» **Exercise requirements**
Scan the entries below and extract each line with the word "вихідні" in it.

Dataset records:
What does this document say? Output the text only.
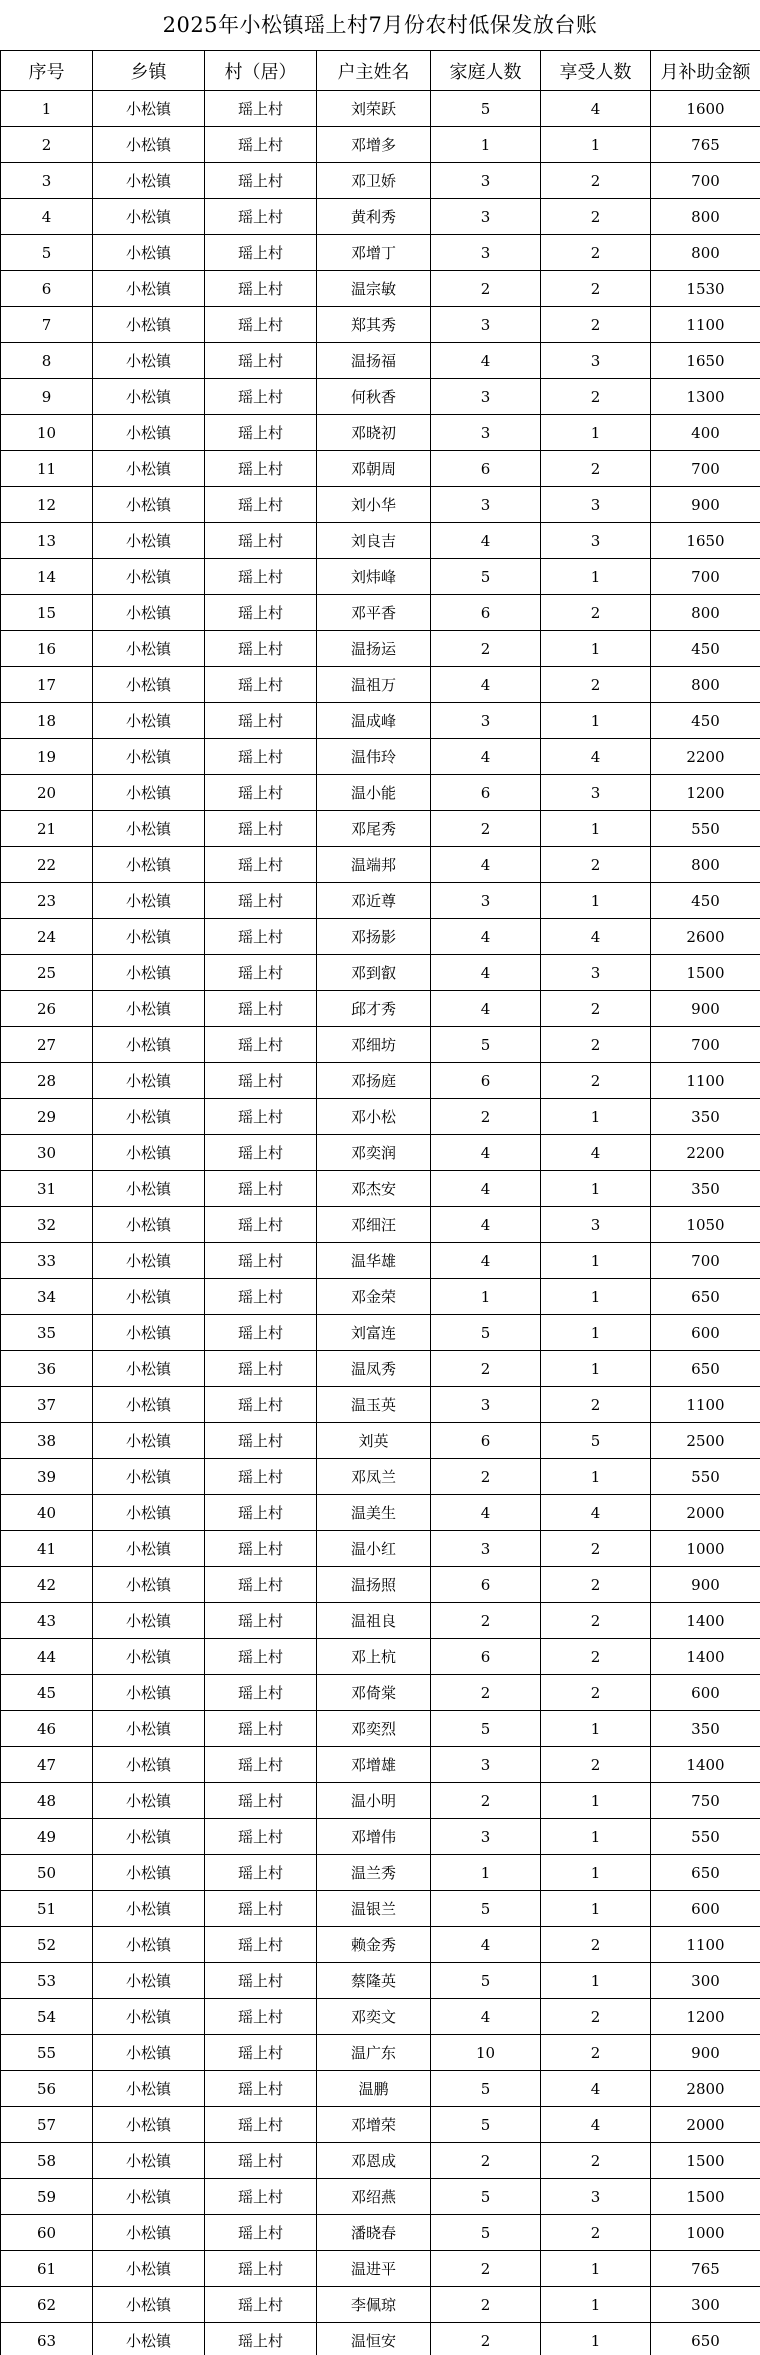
2025年小松镇瑶上村7月份农村低保发放台账
序号	乡镇	村（居）	户主姓名	家庭人数	享受人数	月补助金额
1	小松镇	瑶上村	刘荣跃	5	4	1600
2	小松镇	瑶上村	邓增多	1	1	765
3	小松镇	瑶上村	邓卫娇	3	2	700
4	小松镇	瑶上村	黄利秀	3	2	800
5	小松镇	瑶上村	邓增丁	3	2	800
6	小松镇	瑶上村	温宗敏	2	2	1530
7	小松镇	瑶上村	郑其秀	3	2	1100
8	小松镇	瑶上村	温扬福	4	3	1650
9	小松镇	瑶上村	何秋香	3	2	1300
10	小松镇	瑶上村	邓晓初	3	1	400
11	小松镇	瑶上村	邓朝周	6	2	700
12	小松镇	瑶上村	刘小华	3	3	900
13	小松镇	瑶上村	刘良吉	4	3	1650
14	小松镇	瑶上村	刘炜峰	5	1	700
15	小松镇	瑶上村	邓平香	6	2	800
16	小松镇	瑶上村	温扬运	2	1	450
17	小松镇	瑶上村	温祖万	4	2	800
18	小松镇	瑶上村	温成峰	3	1	450
19	小松镇	瑶上村	温伟玲	4	4	2200
20	小松镇	瑶上村	温小能	6	3	1200
21	小松镇	瑶上村	邓尾秀	2	1	550
22	小松镇	瑶上村	温端邦	4	2	800
23	小松镇	瑶上村	邓近尊	3	1	450
24	小松镇	瑶上村	邓扬影	4	4	2600
25	小松镇	瑶上村	邓到叡	4	3	1500
26	小松镇	瑶上村	邱才秀	4	2	900
27	小松镇	瑶上村	邓细坊	5	2	700
28	小松镇	瑶上村	邓扬庭	6	2	1100
29	小松镇	瑶上村	邓小松	2	1	350
30	小松镇	瑶上村	邓奕润	4	4	2200
31	小松镇	瑶上村	邓杰安	4	1	350
32	小松镇	瑶上村	邓细汪	4	3	1050
33	小松镇	瑶上村	温华雄	4	1	700
34	小松镇	瑶上村	邓金荣	1	1	650
35	小松镇	瑶上村	刘富连	5	1	600
36	小松镇	瑶上村	温凤秀	2	1	650
37	小松镇	瑶上村	温玉英	3	2	1100
38	小松镇	瑶上村	刘英	6	5	2500
39	小松镇	瑶上村	邓凤兰	2	1	550
40	小松镇	瑶上村	温美生	4	4	2000
41	小松镇	瑶上村	温小红	3	2	1000
42	小松镇	瑶上村	温扬照	6	2	900
43	小松镇	瑶上村	温祖良	2	2	1400
44	小松镇	瑶上村	邓上杭	6	2	1400
45	小松镇	瑶上村	邓倚棠	2	2	600
46	小松镇	瑶上村	邓奕烈	5	1	350
47	小松镇	瑶上村	邓增雄	3	2	1400
48	小松镇	瑶上村	温小明	2	1	750
49	小松镇	瑶上村	邓增伟	3	1	550
50	小松镇	瑶上村	温兰秀	1	1	650
51	小松镇	瑶上村	温银兰	5	1	600
52	小松镇	瑶上村	赖金秀	4	2	1100
53	小松镇	瑶上村	蔡隆英	5	1	300
54	小松镇	瑶上村	邓奕文	4	2	1200
55	小松镇	瑶上村	温广东	10	2	900
56	小松镇	瑶上村	温鹏	5	4	2800
57	小松镇	瑶上村	邓增荣	5	4	2000
58	小松镇	瑶上村	邓恩成	2	2	1500
59	小松镇	瑶上村	邓绍燕	5	3	1500
60	小松镇	瑶上村	潘晓春	5	2	1000
61	小松镇	瑶上村	温进平	2	1	765
62	小松镇	瑶上村	李佩琼	2	1	300
63	小松镇	瑶上村	温恒安	2	1	650
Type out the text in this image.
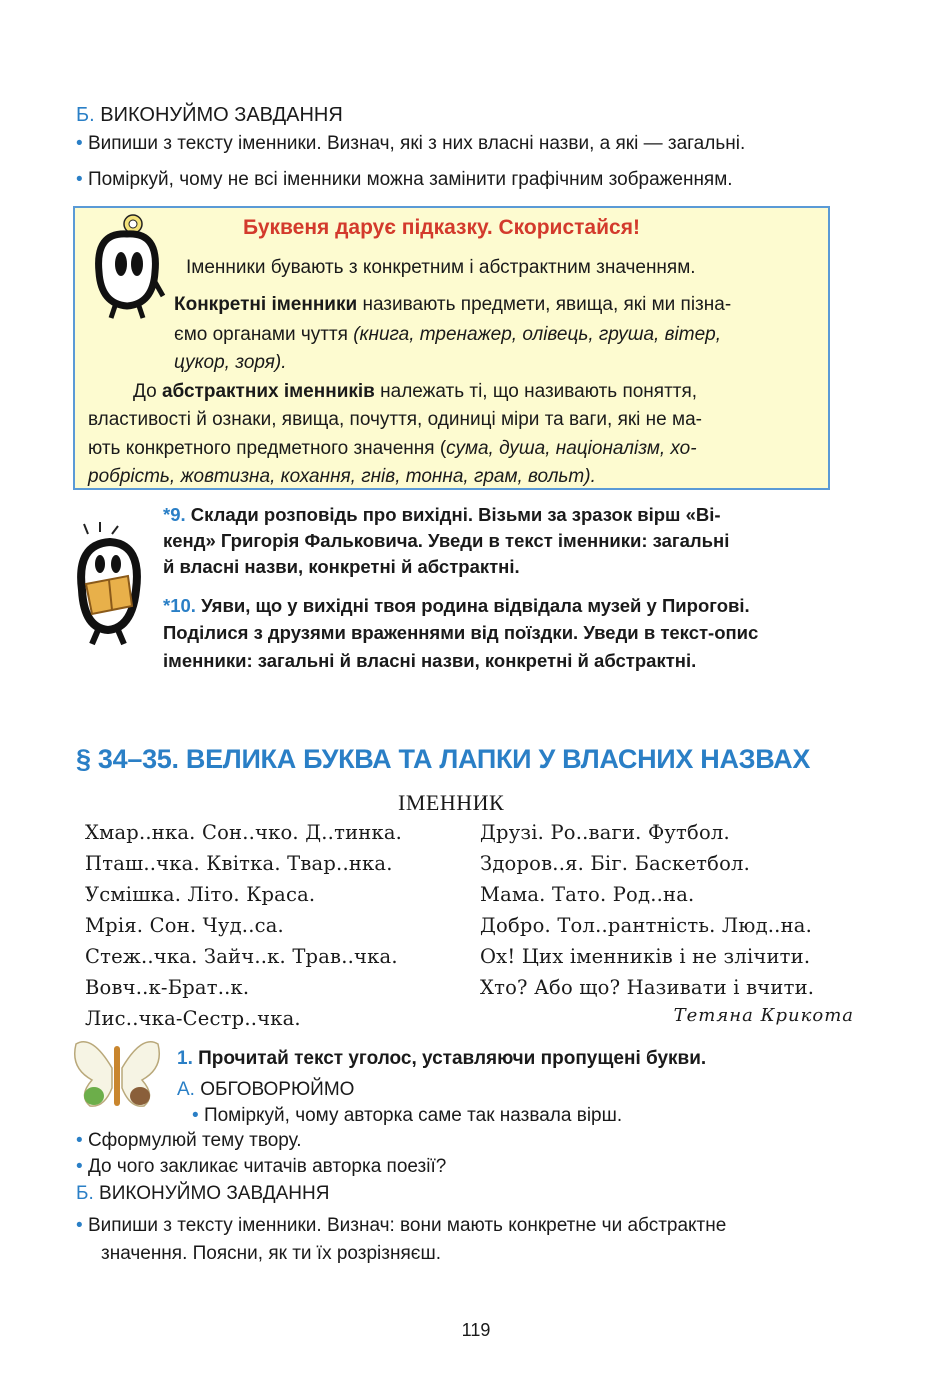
Б. ВИКОНУЙМО ЗАВДАННЯ
• Випиши з тексту іменники. Визнач, які з них власні назви, а які — загальні.
• Поміркуй, чому не всі іменники можна замінити графічним зображенням.
Буквеня дарує підказку. Скористайся!
Іменники бувають з конкретним і абстрактним значенням.
Конкретні іменники називають предмети, явища, які ми пізна-
ємо органами чуття (книга, тренажер, олівець, груша, вітер,
цукор, зоря).
До абстрактних іменників належать ті, що називають поняття,
властивості й ознаки, явища, почуття, одиниці міри та ваги, які не ма-
ють конкретного предметного значення (сума, душа, націоналізм, хо-
робрість, жовтизна, кохання, гнів, тонна, грам, вольт).
*9. Склади розповідь про вихідні. Візьми за зразок вірш «Ві-
кенд» Григорія Фальковича. Уведи в текст іменники: загальні
й власні назви, конкретні й абстрактні.
*10. Уяви, що у вихідні твоя родина відвідала музей у Пирогові.
Поділися з друзями враженнями від поїздки. Уведи в текст-опис
іменники: загальні й власні назви, конкретні й абстрактні.
§ 34–35. ВЕЛИКА БУКВА ТА ЛАПКИ У ВЛАСНИХ НАЗВАХ
ІМЕННИК
Хмар..нка. Сон..чко. Д..тинка.
Пташ..чка. Квітка. Твар..нка.
Усмішка. Літо. Краса.
Мрія. Сон. Чуд..са.
Стеж..чка. Зайч..к. Трав..чка.
Вовч..к-Брат..к.
Лис..чка-Сестр..чка.
Друзі. Ро..ваги. Футбол.
Здоров..я. Біг. Баскетбол.
Мама. Тато. Род..на.
Добро. Тол..рантність. Люд..на.
Ох! Цих іменників і не злічити.
Хто? Або що? Називати і вчити.
Тетяна Крикота
1. Прочитай текст уголос, уставляючи пропущені букви.
А. ОБГОВОРЮЙМО
• Поміркуй, чому авторка саме так назвала вірш.
• Сформулюй тему твору.
• До чого закликає читачів авторка поезії?
Б. ВИКОНУЙМО ЗАВДАННЯ
• Випиши з тексту іменники. Визнач: вони мають конкретне чи абстрактне
значення. Поясни, як ти їх розрізняєш.
119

» **The output**
*9. Склади розповідь про вихідні. Візьми за зразок вірш «Ві-
*10. Уяви, що у вихідні твоя родина відвідала музей у Пирогові.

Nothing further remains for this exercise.